** BEGIN The records **

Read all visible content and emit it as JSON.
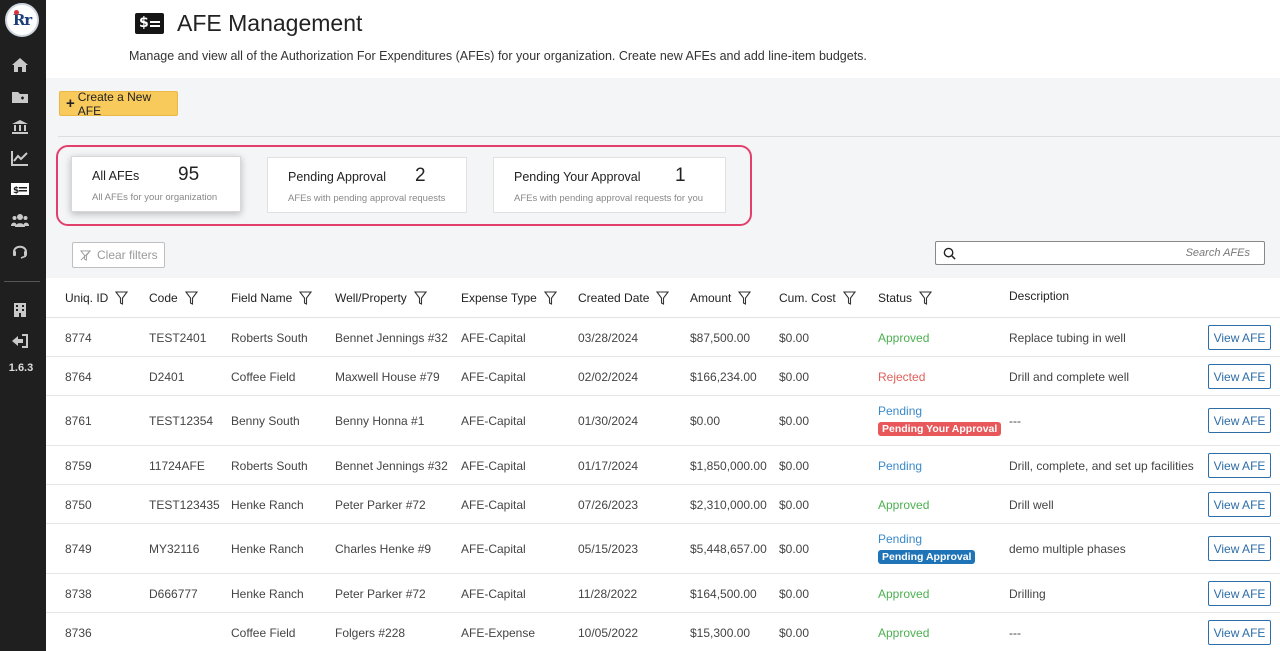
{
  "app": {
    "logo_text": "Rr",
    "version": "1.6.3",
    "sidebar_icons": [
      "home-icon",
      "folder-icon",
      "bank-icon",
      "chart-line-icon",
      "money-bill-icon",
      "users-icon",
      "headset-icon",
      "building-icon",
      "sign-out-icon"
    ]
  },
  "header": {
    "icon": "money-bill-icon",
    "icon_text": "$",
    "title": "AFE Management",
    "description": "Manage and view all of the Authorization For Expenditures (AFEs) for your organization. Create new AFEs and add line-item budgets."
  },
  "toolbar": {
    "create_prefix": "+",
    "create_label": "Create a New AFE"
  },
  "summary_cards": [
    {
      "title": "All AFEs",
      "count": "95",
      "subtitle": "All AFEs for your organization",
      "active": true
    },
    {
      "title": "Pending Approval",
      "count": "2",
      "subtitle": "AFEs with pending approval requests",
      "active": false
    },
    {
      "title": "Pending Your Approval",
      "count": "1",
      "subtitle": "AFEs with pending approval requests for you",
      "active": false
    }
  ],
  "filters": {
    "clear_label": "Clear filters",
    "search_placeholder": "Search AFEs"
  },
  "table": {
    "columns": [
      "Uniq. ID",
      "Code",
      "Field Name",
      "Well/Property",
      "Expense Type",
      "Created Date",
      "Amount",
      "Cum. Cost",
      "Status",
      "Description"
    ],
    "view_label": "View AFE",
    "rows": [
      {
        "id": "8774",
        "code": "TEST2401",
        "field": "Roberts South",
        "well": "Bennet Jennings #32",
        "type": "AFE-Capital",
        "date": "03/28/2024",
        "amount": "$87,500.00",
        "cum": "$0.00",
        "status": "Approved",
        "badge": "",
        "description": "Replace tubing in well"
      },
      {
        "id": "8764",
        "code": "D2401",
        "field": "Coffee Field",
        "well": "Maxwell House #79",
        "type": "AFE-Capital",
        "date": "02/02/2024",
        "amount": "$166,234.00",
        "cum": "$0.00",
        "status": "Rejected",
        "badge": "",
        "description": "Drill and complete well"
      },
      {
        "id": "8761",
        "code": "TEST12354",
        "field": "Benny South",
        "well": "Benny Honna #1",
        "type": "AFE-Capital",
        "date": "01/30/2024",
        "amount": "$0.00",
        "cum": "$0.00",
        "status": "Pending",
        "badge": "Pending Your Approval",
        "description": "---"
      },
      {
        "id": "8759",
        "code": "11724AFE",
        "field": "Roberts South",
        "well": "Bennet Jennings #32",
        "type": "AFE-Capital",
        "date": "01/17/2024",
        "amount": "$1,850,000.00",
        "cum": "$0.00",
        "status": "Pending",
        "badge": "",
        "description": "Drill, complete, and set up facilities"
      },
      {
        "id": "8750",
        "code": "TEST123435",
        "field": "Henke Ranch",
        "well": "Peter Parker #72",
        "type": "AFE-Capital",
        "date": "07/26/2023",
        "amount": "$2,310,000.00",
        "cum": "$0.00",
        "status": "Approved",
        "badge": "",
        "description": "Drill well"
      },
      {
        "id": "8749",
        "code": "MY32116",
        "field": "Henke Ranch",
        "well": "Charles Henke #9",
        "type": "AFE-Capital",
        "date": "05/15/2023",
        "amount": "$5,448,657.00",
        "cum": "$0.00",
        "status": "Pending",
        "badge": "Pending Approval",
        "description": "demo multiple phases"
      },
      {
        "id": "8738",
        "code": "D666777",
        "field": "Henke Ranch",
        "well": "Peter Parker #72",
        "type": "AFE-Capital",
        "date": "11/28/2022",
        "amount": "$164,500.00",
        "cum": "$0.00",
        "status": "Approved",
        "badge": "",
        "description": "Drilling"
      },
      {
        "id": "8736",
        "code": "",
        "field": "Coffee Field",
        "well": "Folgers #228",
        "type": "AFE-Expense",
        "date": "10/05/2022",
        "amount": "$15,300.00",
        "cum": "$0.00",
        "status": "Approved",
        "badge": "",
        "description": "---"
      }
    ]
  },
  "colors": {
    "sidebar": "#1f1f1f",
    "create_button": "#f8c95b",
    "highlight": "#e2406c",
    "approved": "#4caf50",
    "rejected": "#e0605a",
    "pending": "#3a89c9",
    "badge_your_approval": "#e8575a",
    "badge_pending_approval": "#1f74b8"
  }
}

** END The records **
** BEGIN The records **

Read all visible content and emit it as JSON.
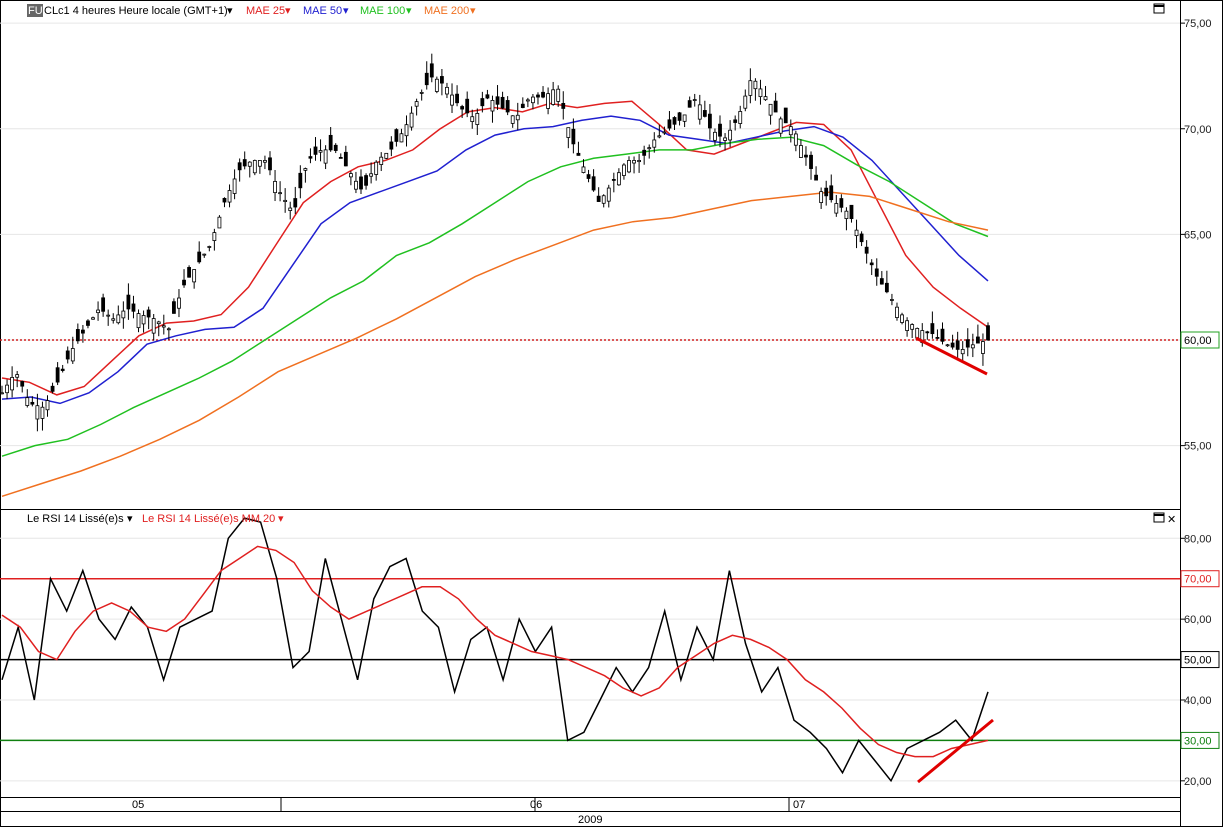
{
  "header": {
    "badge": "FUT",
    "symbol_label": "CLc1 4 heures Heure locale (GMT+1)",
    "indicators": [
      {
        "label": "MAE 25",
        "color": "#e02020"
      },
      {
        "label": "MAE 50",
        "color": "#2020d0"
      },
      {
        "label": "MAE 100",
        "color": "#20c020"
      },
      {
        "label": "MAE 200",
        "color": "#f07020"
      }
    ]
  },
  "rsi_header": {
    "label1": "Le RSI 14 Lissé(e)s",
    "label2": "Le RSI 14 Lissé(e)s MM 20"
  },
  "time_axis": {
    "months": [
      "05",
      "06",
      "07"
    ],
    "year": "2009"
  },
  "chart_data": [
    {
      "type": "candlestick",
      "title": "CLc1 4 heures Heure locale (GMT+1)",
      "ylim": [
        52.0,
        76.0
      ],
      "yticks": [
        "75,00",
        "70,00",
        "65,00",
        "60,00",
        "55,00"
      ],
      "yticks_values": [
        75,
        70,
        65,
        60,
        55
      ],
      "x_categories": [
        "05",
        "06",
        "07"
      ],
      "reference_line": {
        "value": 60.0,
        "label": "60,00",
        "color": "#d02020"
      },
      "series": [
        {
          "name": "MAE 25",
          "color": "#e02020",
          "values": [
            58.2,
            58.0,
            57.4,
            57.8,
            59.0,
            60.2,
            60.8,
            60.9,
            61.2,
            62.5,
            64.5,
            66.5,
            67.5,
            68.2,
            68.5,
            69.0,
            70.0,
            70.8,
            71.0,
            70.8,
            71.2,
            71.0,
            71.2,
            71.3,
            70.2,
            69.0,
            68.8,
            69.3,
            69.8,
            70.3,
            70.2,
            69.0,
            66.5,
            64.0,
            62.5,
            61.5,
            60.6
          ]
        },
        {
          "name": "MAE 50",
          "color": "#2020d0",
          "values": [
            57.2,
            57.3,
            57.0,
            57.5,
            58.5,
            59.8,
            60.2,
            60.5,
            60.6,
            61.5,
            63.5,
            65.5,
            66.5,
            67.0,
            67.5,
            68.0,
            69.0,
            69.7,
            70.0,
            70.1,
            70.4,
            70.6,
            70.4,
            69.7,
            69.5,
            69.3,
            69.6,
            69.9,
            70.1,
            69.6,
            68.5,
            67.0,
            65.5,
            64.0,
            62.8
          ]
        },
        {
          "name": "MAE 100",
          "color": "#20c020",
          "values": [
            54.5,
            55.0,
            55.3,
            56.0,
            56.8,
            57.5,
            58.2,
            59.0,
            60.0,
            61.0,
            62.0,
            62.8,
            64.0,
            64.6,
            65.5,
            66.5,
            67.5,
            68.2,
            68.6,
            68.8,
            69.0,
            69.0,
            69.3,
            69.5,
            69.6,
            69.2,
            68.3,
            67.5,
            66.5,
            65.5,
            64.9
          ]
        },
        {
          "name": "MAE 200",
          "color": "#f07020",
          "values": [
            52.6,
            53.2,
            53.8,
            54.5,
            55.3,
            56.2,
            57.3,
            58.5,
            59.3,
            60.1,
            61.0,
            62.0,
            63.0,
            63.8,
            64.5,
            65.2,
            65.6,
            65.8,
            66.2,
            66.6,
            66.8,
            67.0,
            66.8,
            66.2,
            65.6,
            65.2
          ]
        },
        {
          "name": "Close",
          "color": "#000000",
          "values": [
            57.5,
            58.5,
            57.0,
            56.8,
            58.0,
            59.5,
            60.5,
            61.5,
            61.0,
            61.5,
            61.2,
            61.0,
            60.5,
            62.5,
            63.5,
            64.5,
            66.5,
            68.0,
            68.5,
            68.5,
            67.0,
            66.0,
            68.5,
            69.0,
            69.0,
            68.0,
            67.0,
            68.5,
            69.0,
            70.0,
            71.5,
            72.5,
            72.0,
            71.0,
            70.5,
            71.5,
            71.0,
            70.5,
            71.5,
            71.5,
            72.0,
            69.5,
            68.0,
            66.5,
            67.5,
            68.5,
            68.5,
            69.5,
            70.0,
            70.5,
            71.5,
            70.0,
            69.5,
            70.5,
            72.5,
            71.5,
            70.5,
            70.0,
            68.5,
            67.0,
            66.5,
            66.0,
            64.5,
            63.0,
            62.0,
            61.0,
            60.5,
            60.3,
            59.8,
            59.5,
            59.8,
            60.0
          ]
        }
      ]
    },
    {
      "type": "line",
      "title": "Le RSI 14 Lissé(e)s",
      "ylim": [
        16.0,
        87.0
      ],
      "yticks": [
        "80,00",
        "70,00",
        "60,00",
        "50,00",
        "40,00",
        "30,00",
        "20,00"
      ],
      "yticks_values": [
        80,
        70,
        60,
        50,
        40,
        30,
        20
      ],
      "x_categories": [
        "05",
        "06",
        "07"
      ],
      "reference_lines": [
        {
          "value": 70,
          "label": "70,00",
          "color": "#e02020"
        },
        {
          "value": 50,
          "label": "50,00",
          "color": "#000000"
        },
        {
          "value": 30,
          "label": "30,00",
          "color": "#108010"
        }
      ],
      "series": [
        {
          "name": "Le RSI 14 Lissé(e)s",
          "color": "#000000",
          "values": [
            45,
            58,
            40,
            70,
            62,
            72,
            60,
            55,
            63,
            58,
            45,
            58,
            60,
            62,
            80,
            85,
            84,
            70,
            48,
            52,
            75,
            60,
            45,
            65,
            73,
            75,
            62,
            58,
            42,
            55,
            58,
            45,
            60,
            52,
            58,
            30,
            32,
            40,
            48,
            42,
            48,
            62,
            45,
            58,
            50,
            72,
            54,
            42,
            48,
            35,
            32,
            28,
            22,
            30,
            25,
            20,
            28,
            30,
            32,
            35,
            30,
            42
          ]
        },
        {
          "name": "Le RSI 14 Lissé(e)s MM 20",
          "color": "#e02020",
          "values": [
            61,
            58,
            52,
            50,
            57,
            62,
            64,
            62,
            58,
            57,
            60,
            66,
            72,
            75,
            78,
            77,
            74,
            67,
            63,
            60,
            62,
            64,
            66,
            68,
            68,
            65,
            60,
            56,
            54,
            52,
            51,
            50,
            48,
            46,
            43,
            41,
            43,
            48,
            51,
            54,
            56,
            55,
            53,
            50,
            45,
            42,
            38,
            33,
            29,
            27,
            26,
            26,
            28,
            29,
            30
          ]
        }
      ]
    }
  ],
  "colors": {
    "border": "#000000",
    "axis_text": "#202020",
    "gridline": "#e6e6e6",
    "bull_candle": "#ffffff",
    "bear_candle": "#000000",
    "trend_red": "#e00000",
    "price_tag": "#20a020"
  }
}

** END The records **
** BEGIN The records **

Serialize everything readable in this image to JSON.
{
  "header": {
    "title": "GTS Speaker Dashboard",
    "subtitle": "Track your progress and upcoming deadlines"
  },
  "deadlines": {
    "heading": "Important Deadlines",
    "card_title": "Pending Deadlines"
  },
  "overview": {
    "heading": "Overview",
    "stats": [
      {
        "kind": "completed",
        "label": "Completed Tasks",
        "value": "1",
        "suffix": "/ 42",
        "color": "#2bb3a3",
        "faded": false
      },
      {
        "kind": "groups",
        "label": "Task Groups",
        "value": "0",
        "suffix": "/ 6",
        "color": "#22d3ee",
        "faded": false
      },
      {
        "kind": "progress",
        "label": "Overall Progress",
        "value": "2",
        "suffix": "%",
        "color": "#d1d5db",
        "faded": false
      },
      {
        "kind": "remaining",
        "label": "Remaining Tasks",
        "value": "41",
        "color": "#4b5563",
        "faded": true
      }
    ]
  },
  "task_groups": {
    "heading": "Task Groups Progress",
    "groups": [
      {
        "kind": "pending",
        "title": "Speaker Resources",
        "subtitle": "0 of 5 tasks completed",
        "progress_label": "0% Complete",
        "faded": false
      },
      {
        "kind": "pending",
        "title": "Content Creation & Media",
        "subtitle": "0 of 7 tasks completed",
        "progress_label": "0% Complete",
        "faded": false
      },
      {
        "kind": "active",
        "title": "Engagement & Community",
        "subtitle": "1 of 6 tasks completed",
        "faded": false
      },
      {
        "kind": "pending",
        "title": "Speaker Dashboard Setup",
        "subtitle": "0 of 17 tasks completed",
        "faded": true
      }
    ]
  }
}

** END The records **

__Task requirements__.
State how many lines of the records above contain the word "Lissé", and give only that number.

__Exercise result__.
5